Excerpts from a figure dataset
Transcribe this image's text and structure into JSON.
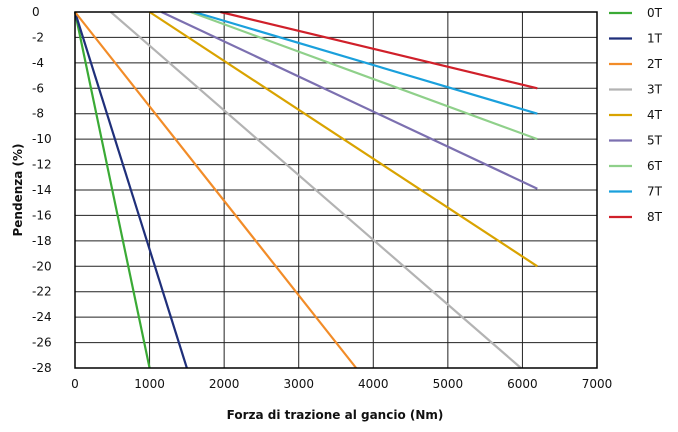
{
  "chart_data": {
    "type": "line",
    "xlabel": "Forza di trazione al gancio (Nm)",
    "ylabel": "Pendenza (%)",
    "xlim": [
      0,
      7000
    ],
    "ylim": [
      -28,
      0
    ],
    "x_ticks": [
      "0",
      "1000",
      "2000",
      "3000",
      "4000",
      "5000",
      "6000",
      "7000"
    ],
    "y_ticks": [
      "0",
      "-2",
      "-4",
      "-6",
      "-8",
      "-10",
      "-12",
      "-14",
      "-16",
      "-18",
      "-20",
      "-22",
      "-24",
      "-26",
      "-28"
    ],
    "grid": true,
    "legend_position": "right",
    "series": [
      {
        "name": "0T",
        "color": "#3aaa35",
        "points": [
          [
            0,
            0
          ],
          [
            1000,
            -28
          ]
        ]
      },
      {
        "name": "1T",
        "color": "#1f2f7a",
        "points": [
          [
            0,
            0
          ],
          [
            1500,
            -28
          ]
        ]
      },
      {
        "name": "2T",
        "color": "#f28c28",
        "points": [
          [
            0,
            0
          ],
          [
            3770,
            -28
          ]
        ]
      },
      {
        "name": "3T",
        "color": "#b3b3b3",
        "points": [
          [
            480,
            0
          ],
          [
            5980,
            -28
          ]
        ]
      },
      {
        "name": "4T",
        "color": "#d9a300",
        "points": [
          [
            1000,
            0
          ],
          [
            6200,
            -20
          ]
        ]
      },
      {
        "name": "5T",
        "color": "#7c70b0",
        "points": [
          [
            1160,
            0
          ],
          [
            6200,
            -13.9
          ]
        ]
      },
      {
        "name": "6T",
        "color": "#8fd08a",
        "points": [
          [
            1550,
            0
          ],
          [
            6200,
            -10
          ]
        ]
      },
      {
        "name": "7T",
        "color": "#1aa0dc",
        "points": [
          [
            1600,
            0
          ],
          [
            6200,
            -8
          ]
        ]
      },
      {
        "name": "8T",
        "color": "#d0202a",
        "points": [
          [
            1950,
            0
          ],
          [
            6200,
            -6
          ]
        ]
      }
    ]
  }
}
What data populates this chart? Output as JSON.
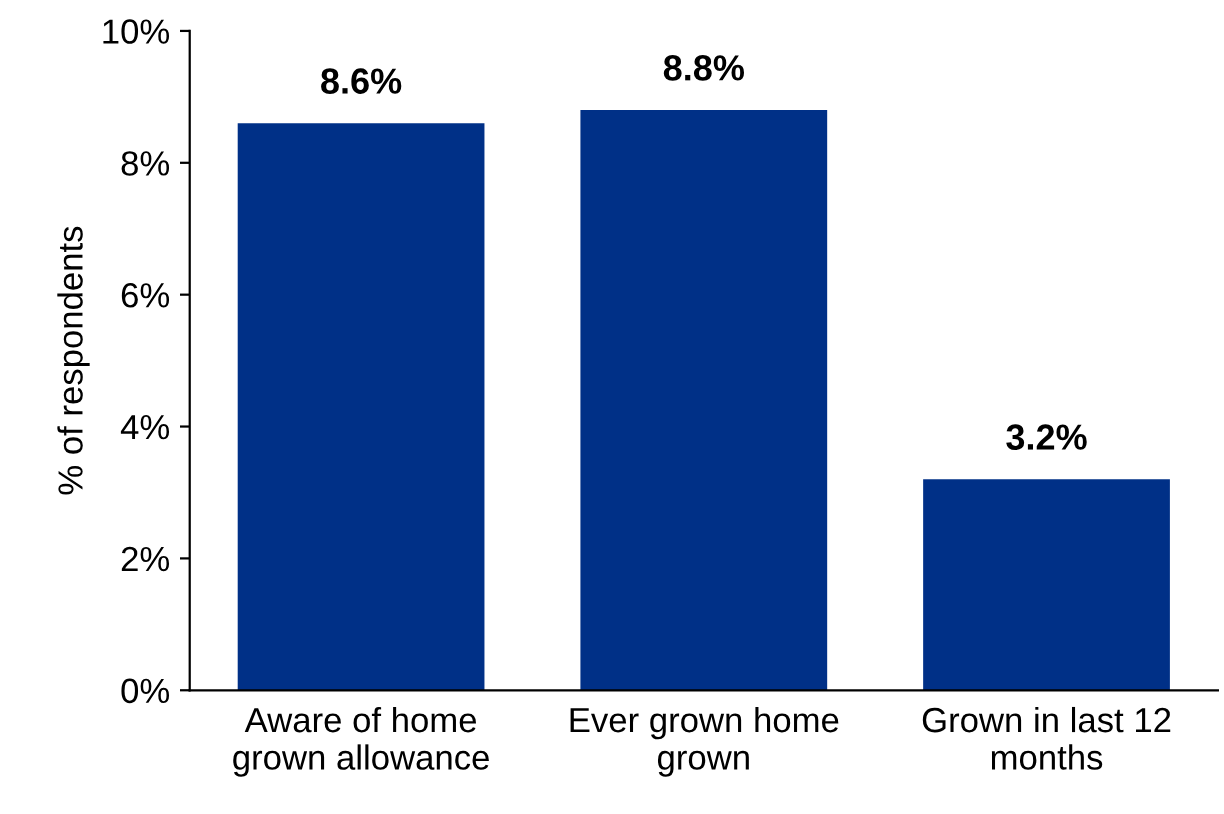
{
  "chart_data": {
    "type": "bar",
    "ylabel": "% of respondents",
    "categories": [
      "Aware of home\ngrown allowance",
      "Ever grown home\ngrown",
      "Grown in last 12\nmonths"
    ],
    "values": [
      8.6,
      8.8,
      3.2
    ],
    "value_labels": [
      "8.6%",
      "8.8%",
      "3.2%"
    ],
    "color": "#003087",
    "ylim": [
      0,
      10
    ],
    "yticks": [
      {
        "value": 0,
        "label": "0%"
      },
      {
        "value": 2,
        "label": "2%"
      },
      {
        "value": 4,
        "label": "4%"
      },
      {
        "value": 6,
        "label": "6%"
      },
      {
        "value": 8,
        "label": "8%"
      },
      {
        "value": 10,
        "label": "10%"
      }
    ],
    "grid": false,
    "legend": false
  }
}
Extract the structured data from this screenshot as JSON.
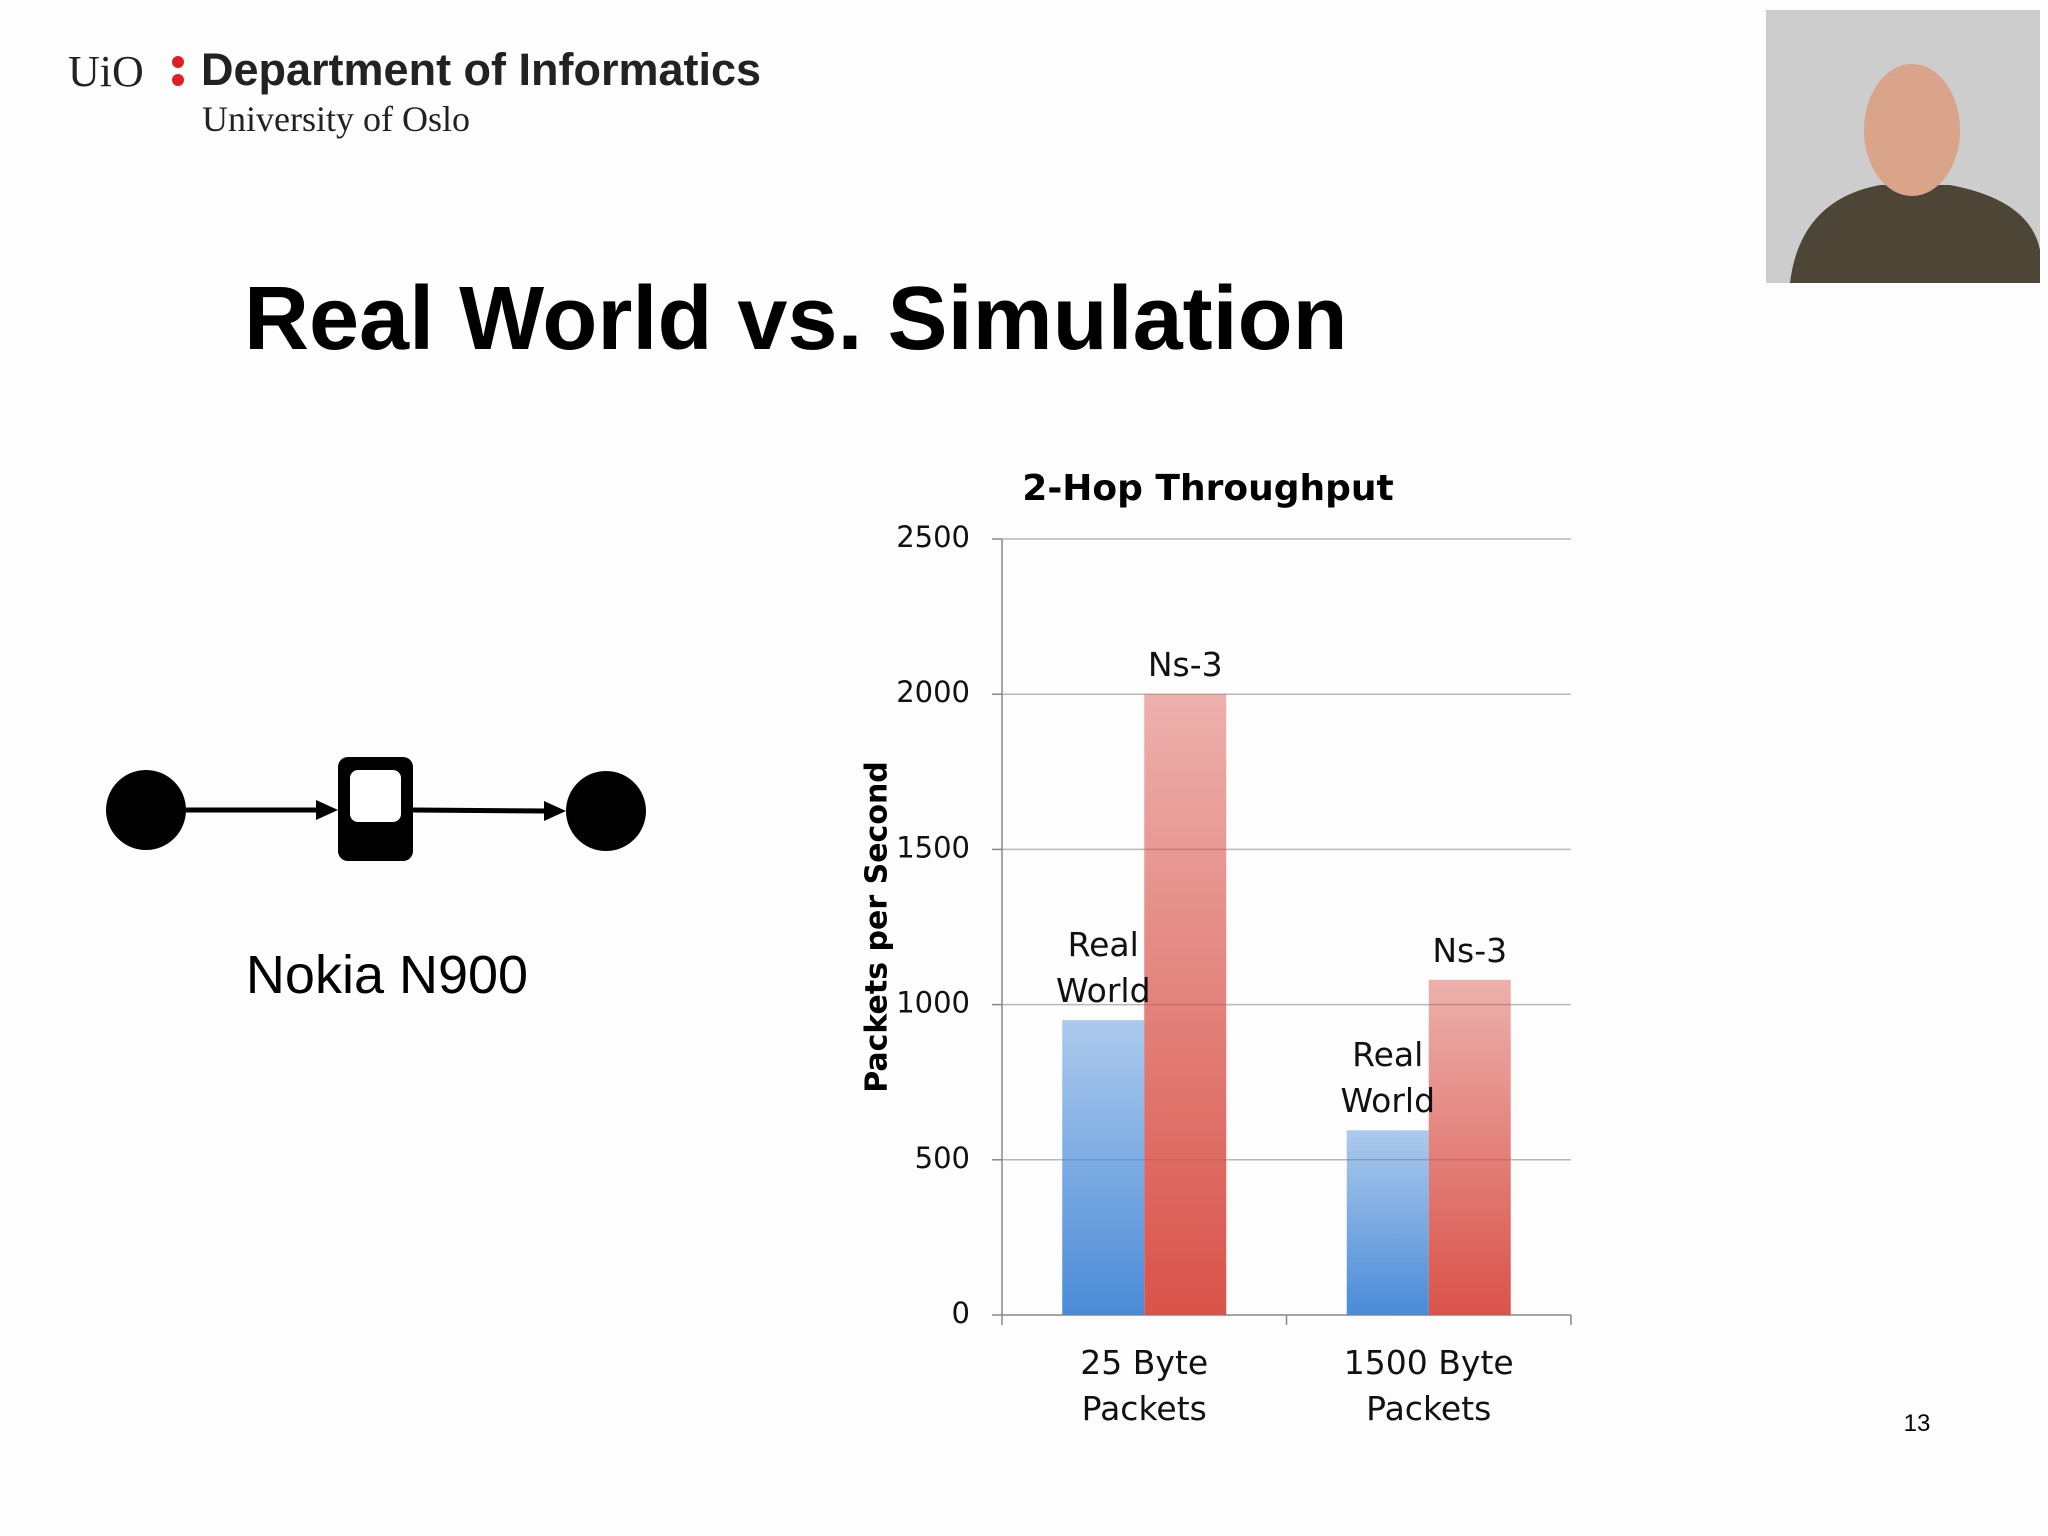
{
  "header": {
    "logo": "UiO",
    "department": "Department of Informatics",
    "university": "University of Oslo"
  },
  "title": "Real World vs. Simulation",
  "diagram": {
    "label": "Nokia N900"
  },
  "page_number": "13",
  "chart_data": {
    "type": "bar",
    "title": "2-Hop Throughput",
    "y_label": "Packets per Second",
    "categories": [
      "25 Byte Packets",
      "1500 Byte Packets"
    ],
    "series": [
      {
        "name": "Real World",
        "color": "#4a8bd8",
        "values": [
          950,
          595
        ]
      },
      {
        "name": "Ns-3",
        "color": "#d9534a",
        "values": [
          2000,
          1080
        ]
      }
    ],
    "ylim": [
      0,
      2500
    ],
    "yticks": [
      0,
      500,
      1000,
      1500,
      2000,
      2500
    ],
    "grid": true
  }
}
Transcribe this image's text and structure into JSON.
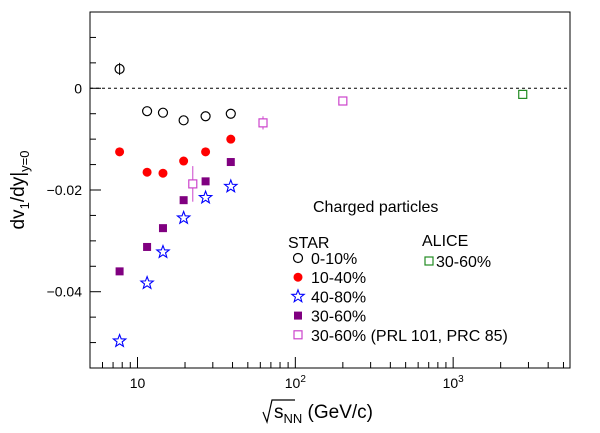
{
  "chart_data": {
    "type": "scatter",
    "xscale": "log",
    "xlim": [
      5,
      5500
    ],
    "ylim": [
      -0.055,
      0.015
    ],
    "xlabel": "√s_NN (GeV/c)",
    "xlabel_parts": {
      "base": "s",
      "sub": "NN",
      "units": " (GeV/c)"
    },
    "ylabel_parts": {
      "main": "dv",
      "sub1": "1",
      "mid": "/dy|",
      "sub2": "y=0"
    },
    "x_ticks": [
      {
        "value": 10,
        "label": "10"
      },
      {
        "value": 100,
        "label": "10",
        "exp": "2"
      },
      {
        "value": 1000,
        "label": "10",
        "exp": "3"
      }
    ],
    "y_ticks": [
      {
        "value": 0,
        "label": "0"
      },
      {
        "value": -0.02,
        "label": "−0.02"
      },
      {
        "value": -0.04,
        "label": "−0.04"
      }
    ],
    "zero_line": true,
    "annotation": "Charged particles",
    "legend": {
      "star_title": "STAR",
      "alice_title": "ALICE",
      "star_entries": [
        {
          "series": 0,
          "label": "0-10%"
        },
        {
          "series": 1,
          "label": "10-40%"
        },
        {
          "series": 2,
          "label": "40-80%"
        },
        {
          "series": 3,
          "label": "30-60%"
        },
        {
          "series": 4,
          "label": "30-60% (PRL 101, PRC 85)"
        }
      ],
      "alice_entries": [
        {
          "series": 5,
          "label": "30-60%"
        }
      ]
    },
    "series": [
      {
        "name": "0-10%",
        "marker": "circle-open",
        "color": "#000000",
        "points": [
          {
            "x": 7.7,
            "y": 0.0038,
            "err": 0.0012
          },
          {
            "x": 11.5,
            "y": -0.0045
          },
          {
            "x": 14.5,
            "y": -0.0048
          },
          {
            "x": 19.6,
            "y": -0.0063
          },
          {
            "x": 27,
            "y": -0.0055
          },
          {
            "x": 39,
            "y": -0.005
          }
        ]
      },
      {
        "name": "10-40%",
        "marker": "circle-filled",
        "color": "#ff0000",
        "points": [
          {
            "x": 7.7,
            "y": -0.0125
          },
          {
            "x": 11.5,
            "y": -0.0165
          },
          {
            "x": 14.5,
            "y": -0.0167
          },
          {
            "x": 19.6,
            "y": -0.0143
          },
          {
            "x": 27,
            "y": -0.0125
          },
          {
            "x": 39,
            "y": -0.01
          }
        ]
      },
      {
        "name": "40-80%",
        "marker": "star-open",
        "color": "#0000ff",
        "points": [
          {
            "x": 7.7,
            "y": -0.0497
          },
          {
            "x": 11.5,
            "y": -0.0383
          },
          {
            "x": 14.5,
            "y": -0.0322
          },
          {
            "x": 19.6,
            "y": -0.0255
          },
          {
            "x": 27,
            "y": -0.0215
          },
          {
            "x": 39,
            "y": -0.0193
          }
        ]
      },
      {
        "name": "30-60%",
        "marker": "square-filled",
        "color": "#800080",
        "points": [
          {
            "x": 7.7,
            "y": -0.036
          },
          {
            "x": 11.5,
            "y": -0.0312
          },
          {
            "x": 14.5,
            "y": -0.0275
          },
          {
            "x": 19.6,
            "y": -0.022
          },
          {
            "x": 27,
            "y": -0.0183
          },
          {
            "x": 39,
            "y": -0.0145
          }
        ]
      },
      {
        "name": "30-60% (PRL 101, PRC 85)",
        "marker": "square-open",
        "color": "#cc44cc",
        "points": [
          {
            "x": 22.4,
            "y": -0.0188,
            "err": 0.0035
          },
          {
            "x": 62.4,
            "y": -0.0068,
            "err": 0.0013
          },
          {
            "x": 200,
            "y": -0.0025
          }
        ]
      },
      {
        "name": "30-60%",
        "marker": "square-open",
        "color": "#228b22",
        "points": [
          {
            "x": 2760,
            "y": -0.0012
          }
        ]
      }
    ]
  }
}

TASK DIRECTIONS ▸
In the entries above, find each line with the string "Real" and copy it.

SOLUTION TO THE EXERCISE ▸
  "title": "Real World vs. Simulation",
        "name": "Real World",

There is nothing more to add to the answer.